— start of DATA LISTING —
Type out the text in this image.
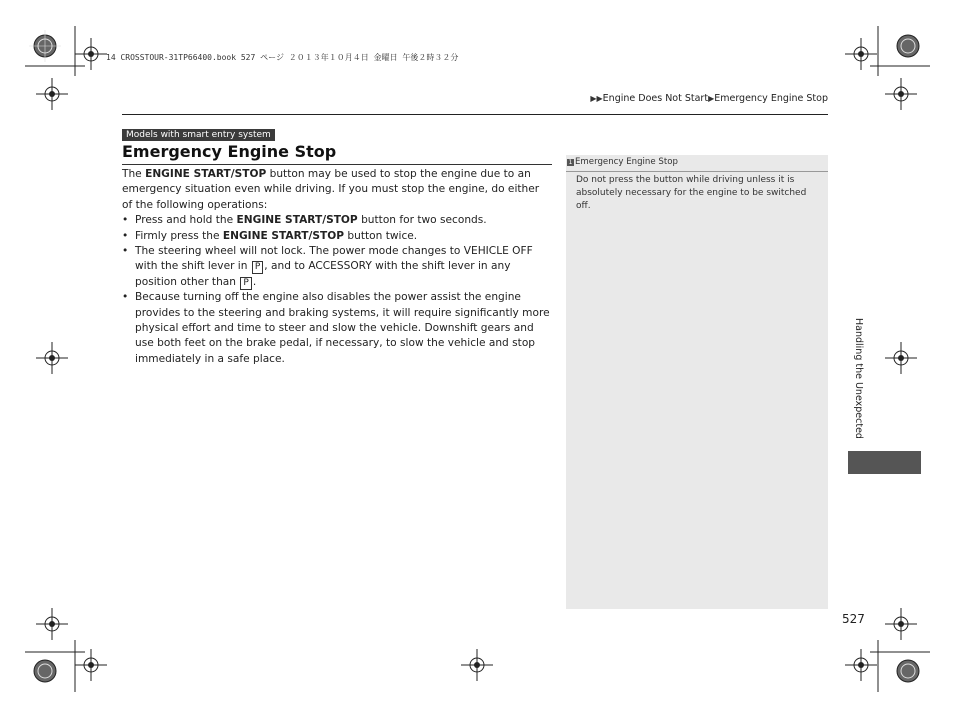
14 CROSSTOUR-31TP66400.book 527 ページ ２０１３年１０月４日 金曜日 午後２時３２分
▶▶Engine Does Not Start▶Emergency Engine Stop
Models with smart entry system
Emergency Engine Stop

The ENGINE START/STOP button may be used to stop the engine due to an emergency situation even while driving. If you must stop the engine, do either of the following operations:

• Press and hold the ENGINE START/STOP button for two seconds.
• Firmly press the ENGINE START/STOP button twice.
• The steering wheel will not lock. The power mode changes to VEHICLE OFF with the shift lever in P , and to ACCESSORY with the shift lever in any position other than P .
• Because turning off the engine also disables the power assist the engine provides to the steering and braking systems, it will require significantly more physical effort and time to steer and slow the vehicle. Downshift gears and use both feet on the brake pedal, if necessary, to slow the vehicle and stop immediately in a safe place.
1 Emergency Engine Stop
Do not press the button while driving unless it is absolutely necessary for the engine to be switched off.
Handling the Unexpected
527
— end of DATA LISTING —
Restate the whole listing above exactly, except for its images.

SOLVED EXERCISE:
Type out the text in this image.
14 CROSSTOUR-31TP66400.book 527 ページ ２０１３年１０月４日 金曜日 午後２時３２分
▶▶Engine Does Not Start▶Emergency Engine Stop
Models with smart entry system
Emergency Engine Stop

The ENGINE START/STOP button may be used to stop the engine due to an emergency situation even while driving. If you must stop the engine, do either of the following operations:

• Press and hold the ENGINE START/STOP button for two seconds.
• Firmly press the ENGINE START/STOP button twice.
• The steering wheel will not lock. The power mode changes to VEHICLE OFF with the shift lever in P , and to ACCESSORY with the shift lever in any position other than P .
• Because turning off the engine also disables the power assist the engine provides to the steering and braking systems, it will require significantly more physical effort and time to steer and slow the vehicle. Downshift gears and use both feet on the brake pedal, if necessary, to slow the vehicle and stop immediately in a safe place.
1 Emergency Engine Stop
Do not press the button while driving unless it is absolutely necessary for the engine to be switched off.
Handling the Unexpected
527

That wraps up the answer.